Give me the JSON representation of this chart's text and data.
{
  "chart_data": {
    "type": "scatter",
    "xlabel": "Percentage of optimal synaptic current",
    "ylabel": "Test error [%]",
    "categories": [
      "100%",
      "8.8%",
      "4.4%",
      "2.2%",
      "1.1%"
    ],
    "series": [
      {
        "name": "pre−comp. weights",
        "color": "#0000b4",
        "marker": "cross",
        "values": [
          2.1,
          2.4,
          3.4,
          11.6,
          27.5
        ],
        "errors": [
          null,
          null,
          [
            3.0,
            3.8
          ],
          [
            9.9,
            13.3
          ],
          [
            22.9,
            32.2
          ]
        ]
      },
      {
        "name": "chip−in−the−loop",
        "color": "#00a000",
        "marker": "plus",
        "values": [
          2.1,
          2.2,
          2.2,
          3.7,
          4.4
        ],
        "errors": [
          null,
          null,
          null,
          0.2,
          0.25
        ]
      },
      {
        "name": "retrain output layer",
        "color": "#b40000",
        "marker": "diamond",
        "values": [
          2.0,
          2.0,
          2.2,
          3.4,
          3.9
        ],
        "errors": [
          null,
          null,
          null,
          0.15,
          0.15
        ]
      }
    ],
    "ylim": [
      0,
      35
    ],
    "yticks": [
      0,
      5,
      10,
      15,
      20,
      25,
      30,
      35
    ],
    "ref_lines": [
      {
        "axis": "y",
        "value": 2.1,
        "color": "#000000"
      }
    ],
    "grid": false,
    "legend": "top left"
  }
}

__________________________________________________

Exactly as written above, please repeat the entries.

• Response to the task
Give me the JSON representation of this chart's text and data.
{
  "chart_data": {
    "type": "scatter",
    "xlabel": "Percentage of optimal synaptic current",
    "ylabel": "Test error [%]",
    "categories": [
      "100%",
      "8.8%",
      "4.4%",
      "2.2%",
      "1.1%"
    ],
    "series": [
      {
        "name": "pre−comp. weights",
        "color": "#0000b4",
        "marker": "cross",
        "values": [
          2.1,
          2.4,
          3.4,
          11.6,
          27.5
        ],
        "errors": [
          null,
          null,
          [
            3.0,
            3.8
          ],
          [
            9.9,
            13.3
          ],
          [
            22.9,
            32.2
          ]
        ]
      },
      {
        "name": "chip−in−the−loop",
        "color": "#00a000",
        "marker": "plus",
        "values": [
          2.1,
          2.2,
          2.2,
          3.7,
          4.4
        ],
        "errors": [
          null,
          null,
          null,
          0.2,
          0.25
        ]
      },
      {
        "name": "retrain output layer",
        "color": "#b40000",
        "marker": "diamond",
        "values": [
          2.0,
          2.0,
          2.2,
          3.4,
          3.9
        ],
        "errors": [
          null,
          null,
          null,
          0.15,
          0.15
        ]
      }
    ],
    "ylim": [
      0,
      35
    ],
    "yticks": [
      0,
      5,
      10,
      15,
      20,
      25,
      30,
      35
    ],
    "ref_lines": [
      {
        "axis": "y",
        "value": 2.1,
        "color": "#000000"
      }
    ],
    "grid": false,
    "legend": "top left"
  }
}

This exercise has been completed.